Scan the material below for lines with the word "pour" and report how many there are, with nothing added.

----

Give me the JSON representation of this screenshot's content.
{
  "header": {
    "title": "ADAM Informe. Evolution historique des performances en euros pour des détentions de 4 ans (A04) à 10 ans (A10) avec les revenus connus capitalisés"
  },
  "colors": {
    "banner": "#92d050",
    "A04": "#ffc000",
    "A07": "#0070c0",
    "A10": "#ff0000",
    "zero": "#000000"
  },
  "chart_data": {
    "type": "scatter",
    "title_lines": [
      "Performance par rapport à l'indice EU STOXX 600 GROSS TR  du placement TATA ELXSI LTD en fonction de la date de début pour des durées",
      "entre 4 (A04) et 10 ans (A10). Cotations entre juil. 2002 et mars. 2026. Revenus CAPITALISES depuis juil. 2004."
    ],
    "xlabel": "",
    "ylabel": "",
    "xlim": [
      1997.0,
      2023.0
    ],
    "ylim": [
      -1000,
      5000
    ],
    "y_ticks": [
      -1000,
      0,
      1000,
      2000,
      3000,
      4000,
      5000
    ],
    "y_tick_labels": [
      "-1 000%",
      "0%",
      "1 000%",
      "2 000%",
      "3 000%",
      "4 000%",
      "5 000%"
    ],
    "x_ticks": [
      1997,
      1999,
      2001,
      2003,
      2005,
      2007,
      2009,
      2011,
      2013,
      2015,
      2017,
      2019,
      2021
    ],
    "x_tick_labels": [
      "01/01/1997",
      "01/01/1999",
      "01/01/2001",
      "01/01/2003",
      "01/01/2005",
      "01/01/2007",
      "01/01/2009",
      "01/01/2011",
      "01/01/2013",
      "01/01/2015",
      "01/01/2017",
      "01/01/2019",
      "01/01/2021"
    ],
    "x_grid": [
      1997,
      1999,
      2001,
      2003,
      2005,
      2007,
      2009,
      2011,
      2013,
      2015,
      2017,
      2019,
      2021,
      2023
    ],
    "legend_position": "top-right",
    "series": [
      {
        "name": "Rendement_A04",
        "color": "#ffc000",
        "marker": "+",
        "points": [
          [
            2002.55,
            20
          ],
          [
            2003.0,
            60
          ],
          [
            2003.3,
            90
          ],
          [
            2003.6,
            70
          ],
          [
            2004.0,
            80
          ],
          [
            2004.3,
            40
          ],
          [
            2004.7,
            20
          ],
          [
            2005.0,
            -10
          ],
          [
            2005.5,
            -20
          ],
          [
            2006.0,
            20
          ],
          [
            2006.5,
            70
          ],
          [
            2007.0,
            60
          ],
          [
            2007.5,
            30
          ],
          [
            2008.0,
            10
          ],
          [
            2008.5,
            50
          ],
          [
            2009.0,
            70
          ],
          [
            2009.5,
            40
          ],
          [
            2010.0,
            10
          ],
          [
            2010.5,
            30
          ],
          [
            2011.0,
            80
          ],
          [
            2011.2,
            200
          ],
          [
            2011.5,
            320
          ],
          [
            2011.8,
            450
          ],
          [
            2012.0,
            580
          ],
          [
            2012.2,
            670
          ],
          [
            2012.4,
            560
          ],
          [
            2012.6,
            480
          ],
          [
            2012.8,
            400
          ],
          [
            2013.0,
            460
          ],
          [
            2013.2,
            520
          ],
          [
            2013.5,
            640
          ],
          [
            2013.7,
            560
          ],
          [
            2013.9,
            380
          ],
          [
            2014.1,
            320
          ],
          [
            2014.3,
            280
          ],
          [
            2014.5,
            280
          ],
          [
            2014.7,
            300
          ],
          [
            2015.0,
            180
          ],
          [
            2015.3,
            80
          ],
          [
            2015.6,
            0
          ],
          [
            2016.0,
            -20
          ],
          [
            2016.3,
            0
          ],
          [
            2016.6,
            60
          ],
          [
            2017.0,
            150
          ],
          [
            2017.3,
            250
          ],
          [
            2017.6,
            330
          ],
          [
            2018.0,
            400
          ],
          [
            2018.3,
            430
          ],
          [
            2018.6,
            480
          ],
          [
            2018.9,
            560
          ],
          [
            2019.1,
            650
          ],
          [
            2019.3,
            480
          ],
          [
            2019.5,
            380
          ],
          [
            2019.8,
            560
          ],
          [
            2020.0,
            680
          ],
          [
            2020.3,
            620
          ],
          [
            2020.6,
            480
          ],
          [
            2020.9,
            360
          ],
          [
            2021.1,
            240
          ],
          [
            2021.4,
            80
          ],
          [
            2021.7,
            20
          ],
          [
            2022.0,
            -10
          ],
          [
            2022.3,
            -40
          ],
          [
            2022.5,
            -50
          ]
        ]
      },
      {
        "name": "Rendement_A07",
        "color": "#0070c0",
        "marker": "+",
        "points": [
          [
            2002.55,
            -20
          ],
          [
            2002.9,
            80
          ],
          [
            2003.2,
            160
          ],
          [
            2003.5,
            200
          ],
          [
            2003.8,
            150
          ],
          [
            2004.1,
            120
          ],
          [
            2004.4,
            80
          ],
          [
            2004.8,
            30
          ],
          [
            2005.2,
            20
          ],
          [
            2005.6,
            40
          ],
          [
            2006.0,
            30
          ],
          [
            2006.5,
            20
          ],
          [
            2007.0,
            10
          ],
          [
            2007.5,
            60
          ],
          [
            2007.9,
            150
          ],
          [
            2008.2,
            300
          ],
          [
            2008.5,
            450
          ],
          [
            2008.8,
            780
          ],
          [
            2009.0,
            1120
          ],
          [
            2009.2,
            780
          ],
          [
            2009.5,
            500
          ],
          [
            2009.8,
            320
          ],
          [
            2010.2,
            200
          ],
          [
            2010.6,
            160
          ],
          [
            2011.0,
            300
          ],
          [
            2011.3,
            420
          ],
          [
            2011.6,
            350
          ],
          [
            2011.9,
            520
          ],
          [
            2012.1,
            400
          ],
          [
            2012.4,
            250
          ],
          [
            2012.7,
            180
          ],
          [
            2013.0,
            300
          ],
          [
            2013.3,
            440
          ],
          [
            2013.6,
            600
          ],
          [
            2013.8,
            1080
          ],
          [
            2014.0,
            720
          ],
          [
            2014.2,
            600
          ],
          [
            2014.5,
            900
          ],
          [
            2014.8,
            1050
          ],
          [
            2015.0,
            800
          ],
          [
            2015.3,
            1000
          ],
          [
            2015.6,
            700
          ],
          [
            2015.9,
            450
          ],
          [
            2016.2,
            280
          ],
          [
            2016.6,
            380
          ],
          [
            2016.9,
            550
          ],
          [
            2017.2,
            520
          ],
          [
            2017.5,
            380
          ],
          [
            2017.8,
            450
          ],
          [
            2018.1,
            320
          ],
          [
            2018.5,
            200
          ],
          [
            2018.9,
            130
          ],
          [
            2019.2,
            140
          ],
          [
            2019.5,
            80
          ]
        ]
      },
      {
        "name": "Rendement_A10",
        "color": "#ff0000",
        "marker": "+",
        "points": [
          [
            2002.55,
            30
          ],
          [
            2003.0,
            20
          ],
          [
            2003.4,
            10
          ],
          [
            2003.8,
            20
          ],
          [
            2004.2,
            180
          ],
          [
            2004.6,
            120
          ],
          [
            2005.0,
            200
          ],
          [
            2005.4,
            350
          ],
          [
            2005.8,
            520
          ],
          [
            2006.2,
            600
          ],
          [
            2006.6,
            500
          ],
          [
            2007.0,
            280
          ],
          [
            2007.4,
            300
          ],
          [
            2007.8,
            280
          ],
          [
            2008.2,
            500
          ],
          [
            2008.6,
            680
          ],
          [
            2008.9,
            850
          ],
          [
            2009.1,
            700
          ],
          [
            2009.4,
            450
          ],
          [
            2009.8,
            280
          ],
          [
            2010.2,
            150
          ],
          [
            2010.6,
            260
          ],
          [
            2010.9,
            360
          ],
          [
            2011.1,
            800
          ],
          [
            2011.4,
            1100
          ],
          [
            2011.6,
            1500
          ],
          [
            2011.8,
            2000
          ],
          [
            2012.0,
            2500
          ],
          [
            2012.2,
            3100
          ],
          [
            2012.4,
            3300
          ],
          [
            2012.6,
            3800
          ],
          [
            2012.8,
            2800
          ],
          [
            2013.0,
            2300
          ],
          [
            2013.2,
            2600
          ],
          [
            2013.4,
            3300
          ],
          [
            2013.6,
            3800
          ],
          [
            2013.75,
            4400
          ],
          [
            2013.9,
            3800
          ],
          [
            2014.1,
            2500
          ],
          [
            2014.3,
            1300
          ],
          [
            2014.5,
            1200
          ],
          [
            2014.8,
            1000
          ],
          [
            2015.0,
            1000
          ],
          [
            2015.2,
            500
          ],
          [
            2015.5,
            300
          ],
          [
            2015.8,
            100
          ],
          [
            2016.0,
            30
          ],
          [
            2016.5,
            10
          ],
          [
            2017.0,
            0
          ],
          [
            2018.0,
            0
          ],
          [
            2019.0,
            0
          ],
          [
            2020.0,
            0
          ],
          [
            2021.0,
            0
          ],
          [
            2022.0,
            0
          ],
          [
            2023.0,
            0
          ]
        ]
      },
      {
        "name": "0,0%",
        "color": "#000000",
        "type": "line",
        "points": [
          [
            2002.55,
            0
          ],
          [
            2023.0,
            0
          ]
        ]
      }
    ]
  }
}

----

§ Solution for this task
2